▶ _Exercise instructions_: Copy all of the following material word for word, leaving out the pictures.

▶ _Supplied material_:
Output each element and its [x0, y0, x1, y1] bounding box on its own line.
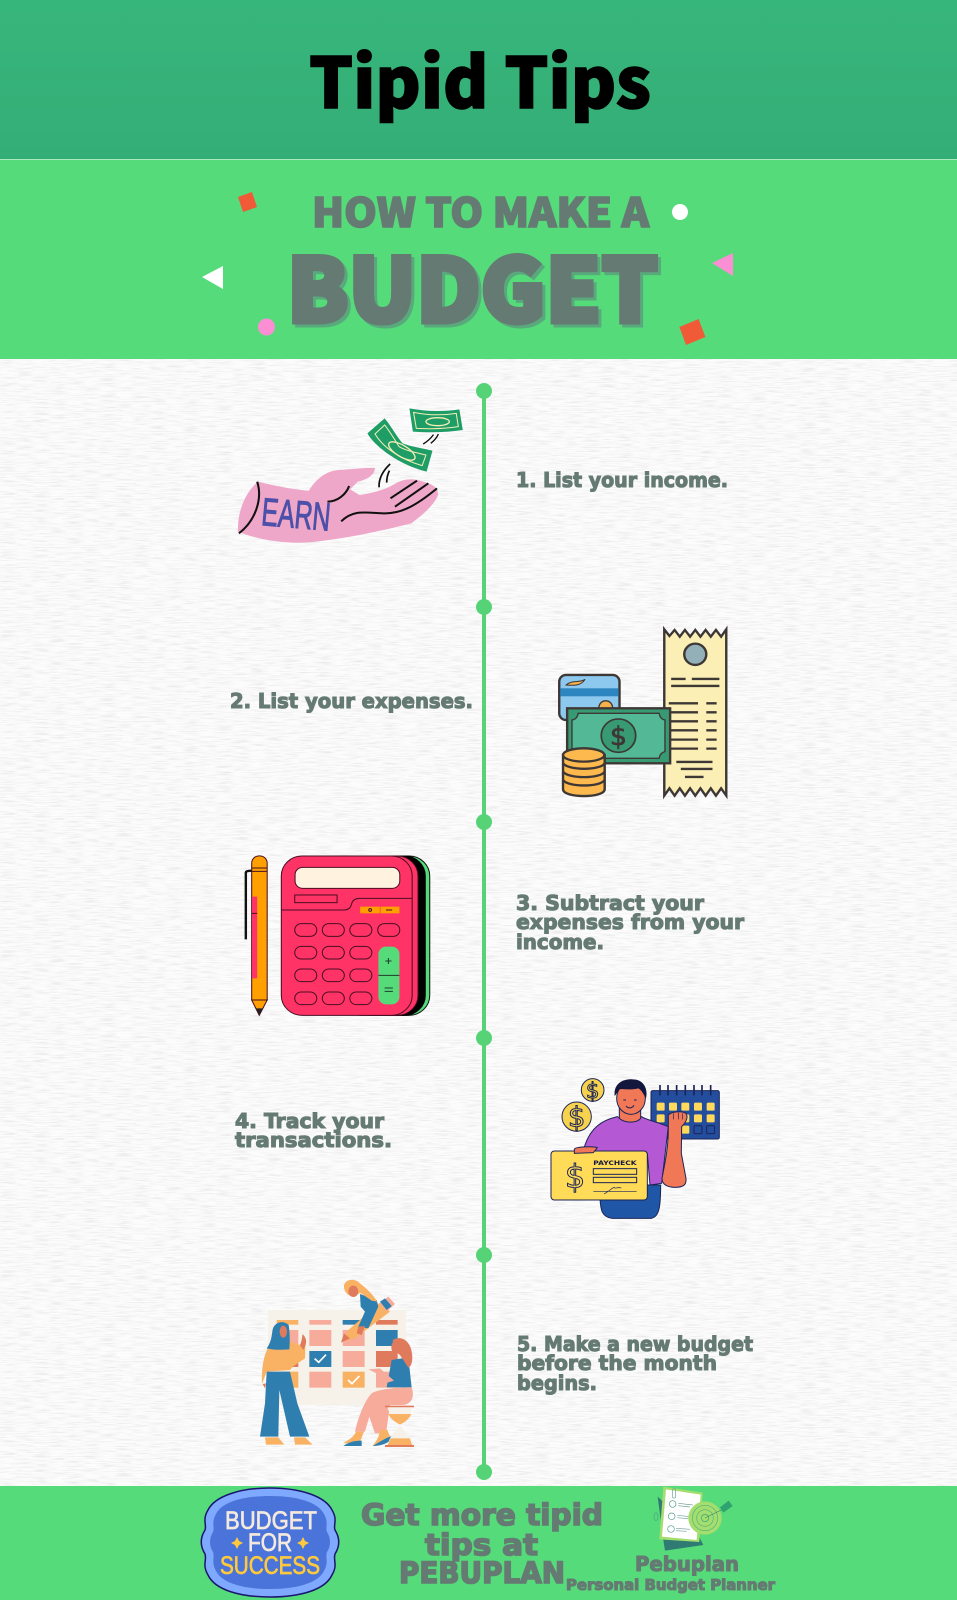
icon: clipboard with target: [654, 1487, 733, 1551]
call to action text: Get more tipid: [361, 1498, 603, 1532]
icon: man with paycheck and calendar: [551, 1079, 719, 1218]
icon: calculator and pen: [246, 856, 430, 1015]
confetti shapes: [202, 192, 733, 345]
call to action text: tips at: [425, 1528, 538, 1562]
step 1 text: 1. List your income.: [516, 468, 728, 492]
icon: man with paycheck and calendar: $: [565, 1157, 585, 1195]
call to action text: [361, 1498, 603, 1590]
badge: budget for success: BUDGET: [225, 1507, 317, 1535]
step 4 text: transactions.: [235, 1128, 392, 1152]
panel: title header: [0, 0, 957, 160]
icon: man with paycheck and calendar: $: [568, 1103, 585, 1134]
brand tagline: Personal Budget Planner: [566, 1576, 776, 1594]
badge: budget for success: [201, 1488, 339, 1597]
icon: receipt, card, banknote and coins: [559, 629, 726, 796]
call to action text: PEBUPLAN: [399, 1556, 565, 1590]
heading: how to make a: HOW TO MAKE A: [312, 181, 650, 239]
icon: earn hand with money: EARN: [260, 491, 332, 540]
panel: how to make a budget banner: [0, 160, 957, 359]
background: textured paper: [0, 359, 957, 1487]
icon: man with paycheck and calendar: PAYCHECK: [593, 1160, 637, 1167]
step 2 text: 2. List your expenses.: [230, 689, 473, 713]
icon: man with paycheck and calendar: $: [586, 1079, 599, 1104]
step 5 text: 5. Make a new budget: [517, 1332, 753, 1356]
step 5 text: begins.: [517, 1371, 597, 1395]
step 4 text: 4. Track your: [235, 1109, 384, 1133]
step 5 text: before the month: [517, 1351, 717, 1375]
badge: budget for success: FOR: [248, 1529, 292, 1557]
step 3 text: income.: [516, 930, 604, 954]
timeline: [476, 383, 492, 1480]
step 3 text: 3. Subtract your: [516, 891, 704, 915]
step 5 text: [517, 1332, 753, 1395]
icon: receipt, card, banknote and coins: $: [610, 721, 627, 752]
step 3 text: [516, 891, 744, 954]
step 4 text: [235, 1109, 392, 1152]
icon: earn hand with money: [238, 408, 463, 543]
heading: budget: BUDGET: [290, 224, 661, 351]
step 3 text: expenses from your: [516, 910, 744, 934]
brand name: Pebuplan: [635, 1552, 739, 1576]
title: Tipid Tips: [309, 28, 651, 129]
icon: women planning on calendar: [260, 1280, 414, 1447]
badge: budget for success: SUCCESS: [220, 1552, 320, 1580]
heading: budget: BUDGET: [287, 221, 658, 348]
panel: footer: [0, 1486, 957, 1600]
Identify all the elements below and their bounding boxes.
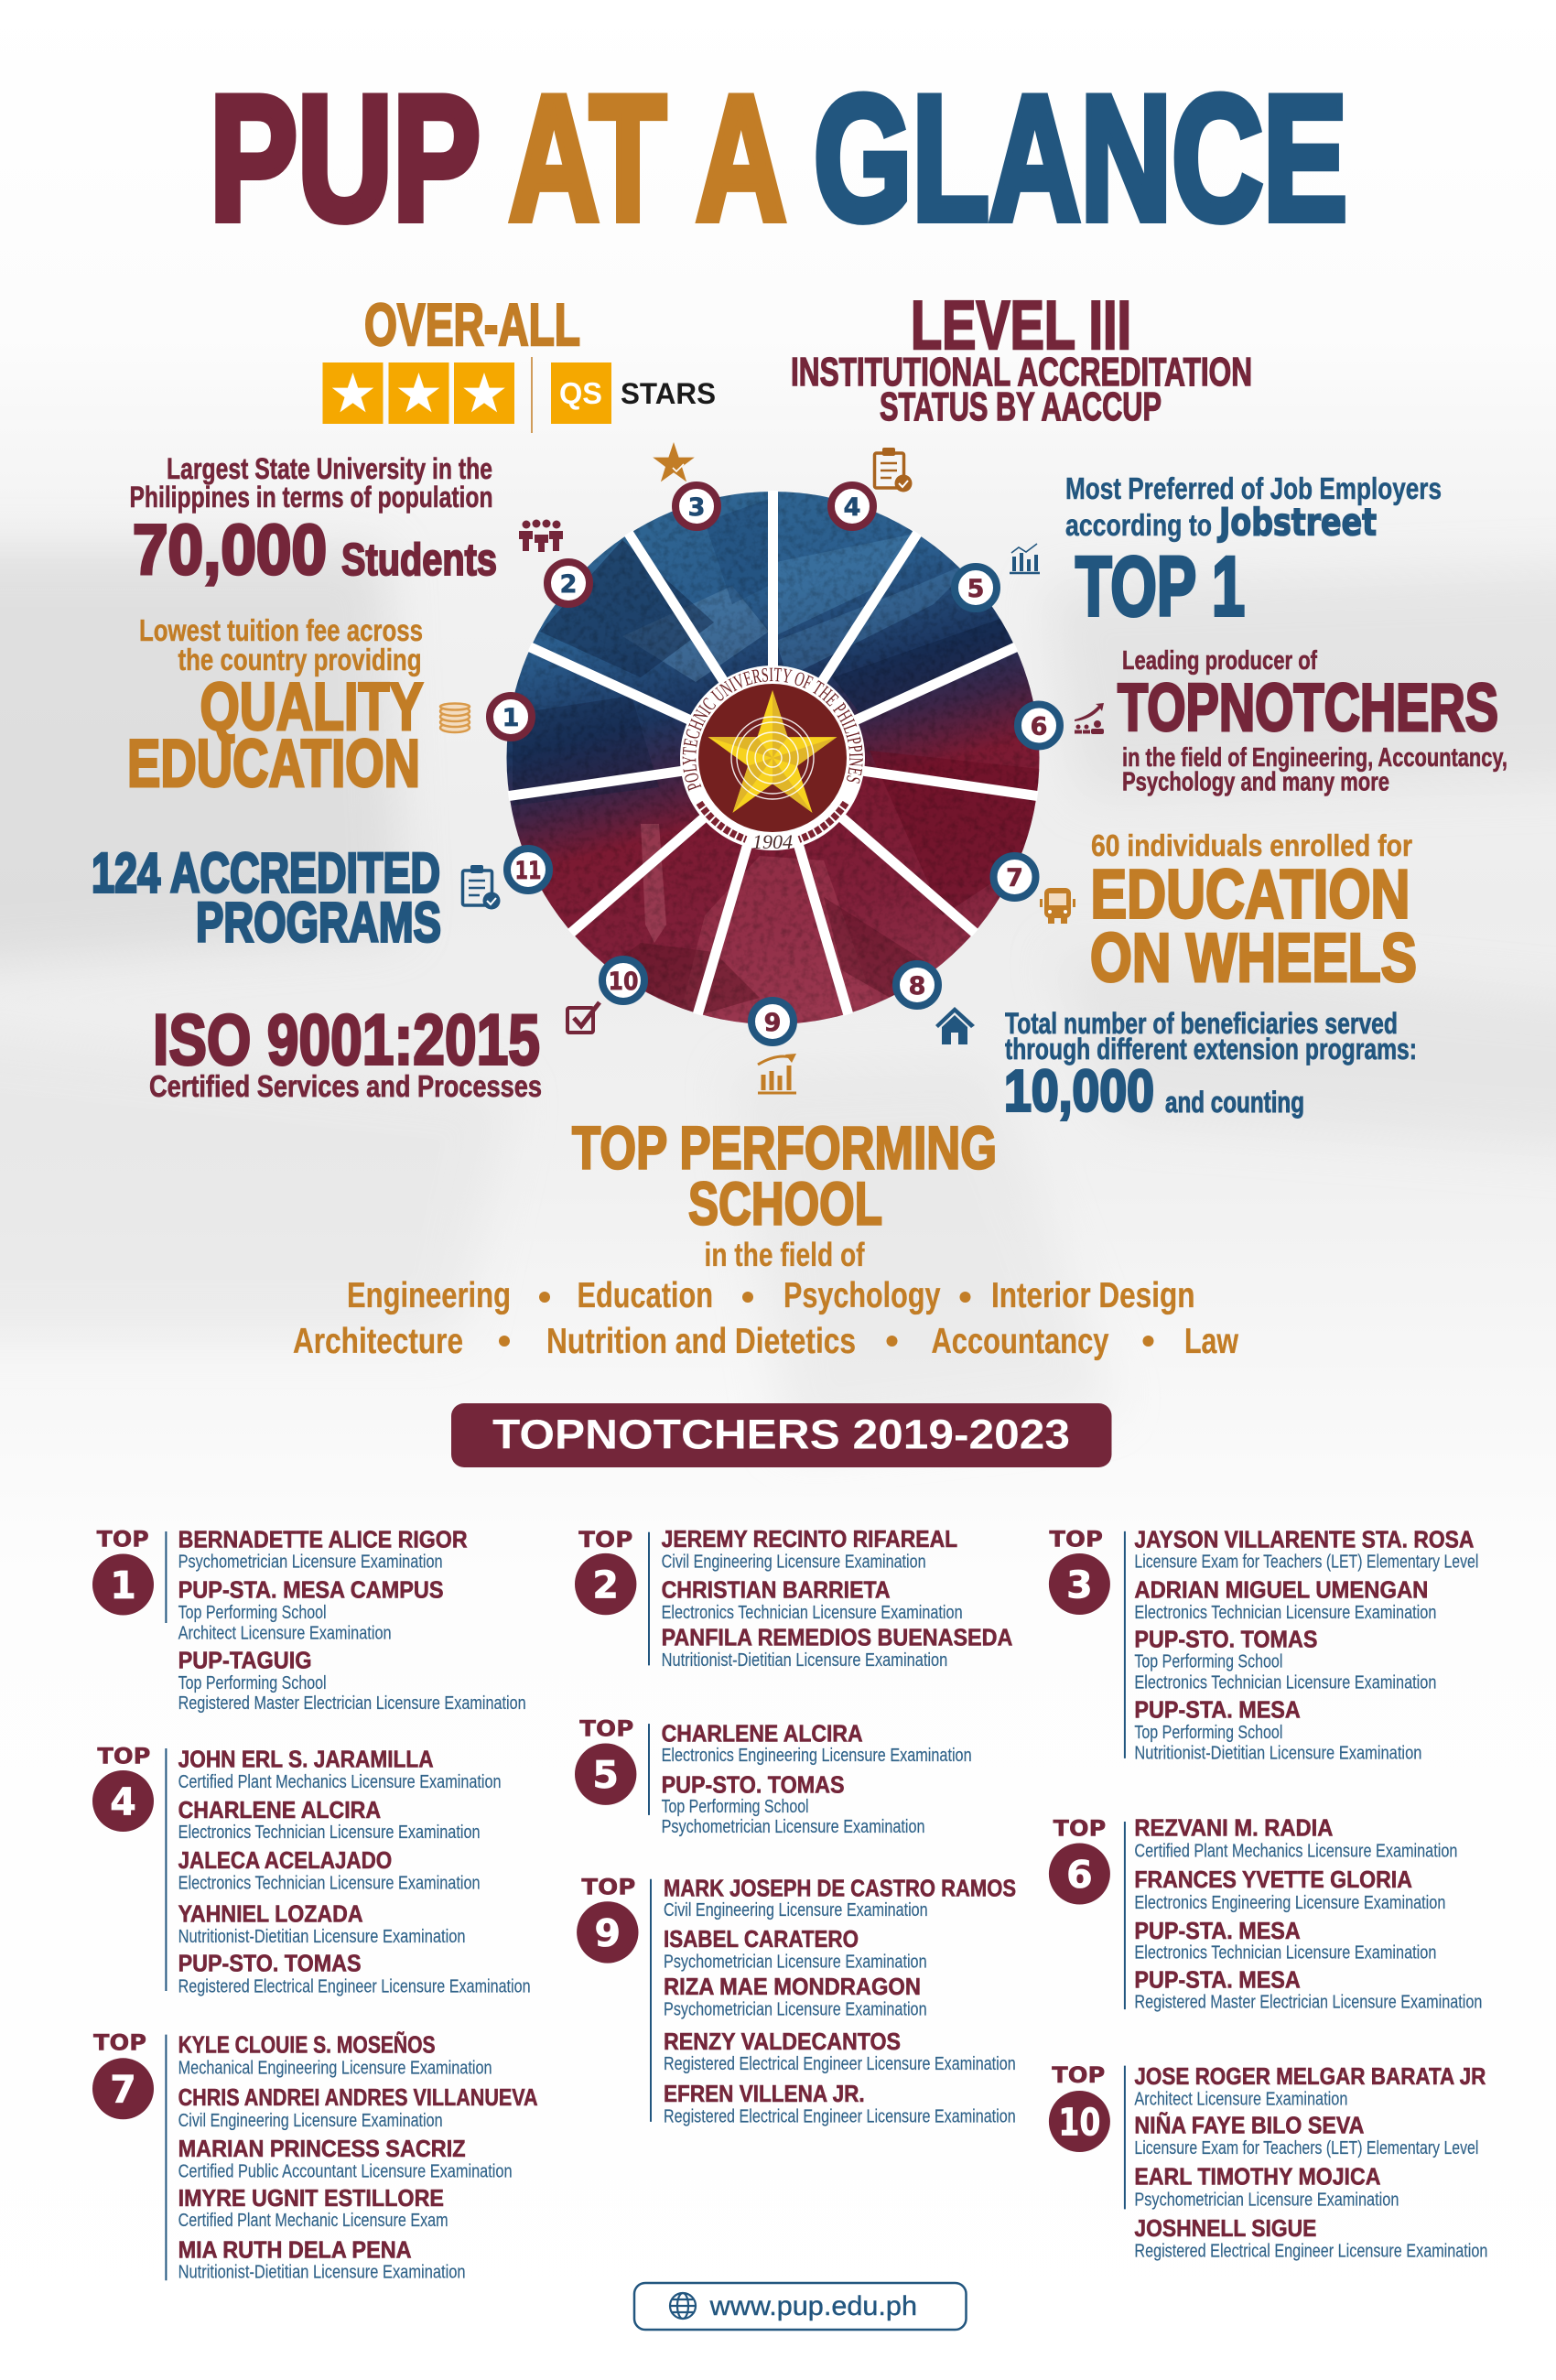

▶ _The result_:
Output each element and its [x0, y0, x1, y1] bounding box on its own line.
icon: clipboard with target: [654, 1487, 733, 1551]
call to action text: Get more tipid: [361, 1498, 603, 1532]
icon: man with paycheck and calendar: [551, 1079, 719, 1218]
icon: calculator and pen: [246, 856, 430, 1015]
confetti shapes: [202, 192, 733, 345]
call to action text: tips at: [425, 1528, 538, 1562]
step 1 text: 1. List your income.: [516, 468, 728, 492]
icon: man with paycheck and calendar: $: [565, 1157, 585, 1195]
call to action text: [361, 1498, 603, 1590]
badge: budget for success: BUDGET: [225, 1507, 317, 1535]
step 4 text: transactions.: [235, 1128, 392, 1152]
panel: title header: [0, 0, 957, 160]
icon: man with paycheck and calendar: $: [568, 1103, 585, 1134]
brand tagline: Personal Budget Planner: [566, 1576, 776, 1594]
badge: budget for success: [201, 1488, 339, 1597]
icon: receipt, card, banknote and coins: [559, 629, 726, 796]
call to action text: PEBUPLAN: [399, 1556, 565, 1590]
heading: how to make a: HOW TO MAKE A: [312, 181, 650, 239]
icon: earn hand with money: EARN: [260, 491, 332, 540]
panel: how to make a budget banner: [0, 160, 957, 359]
background: textured paper: [0, 359, 957, 1487]
icon: man with paycheck and calendar: PAYCHECK: [593, 1160, 637, 1167]
step 2 text: 2. List your expenses.: [230, 689, 473, 713]
icon: man with paycheck and calendar: $: [586, 1079, 599, 1104]
step 5 text: 5. Make a new budget: [517, 1332, 753, 1356]
step 5 text: begins.: [517, 1371, 597, 1395]
step 4 text: 4. Track your: [235, 1109, 384, 1133]
step 5 text: before the month: [517, 1351, 717, 1375]
badge: budget for success: FOR: [248, 1529, 292, 1557]
step 3 text: income.: [516, 930, 604, 954]
timeline: [476, 383, 492, 1480]
step 3 text: 3. Subtract your: [516, 891, 704, 915]
step 5 text: [517, 1332, 753, 1395]
icon: receipt, card, banknote and coins: $: [610, 721, 627, 752]
step 3 text: [516, 891, 744, 954]
step 4 text: [235, 1109, 392, 1152]
icon: earn hand with money: [238, 408, 463, 543]
heading: budget: BUDGET: [290, 224, 661, 351]
step 3 text: expenses from your: [516, 910, 744, 934]
brand name: Pebuplan: [635, 1552, 739, 1576]
title: Tipid Tips: [309, 28, 651, 129]
icon: women planning on calendar: [260, 1280, 414, 1447]
badge: budget for success: SUCCESS: [220, 1552, 320, 1580]
heading: budget: BUDGET: [287, 221, 658, 348]
panel: footer: [0, 1486, 957, 1600]
Identify all the elements below and their bounding boxes.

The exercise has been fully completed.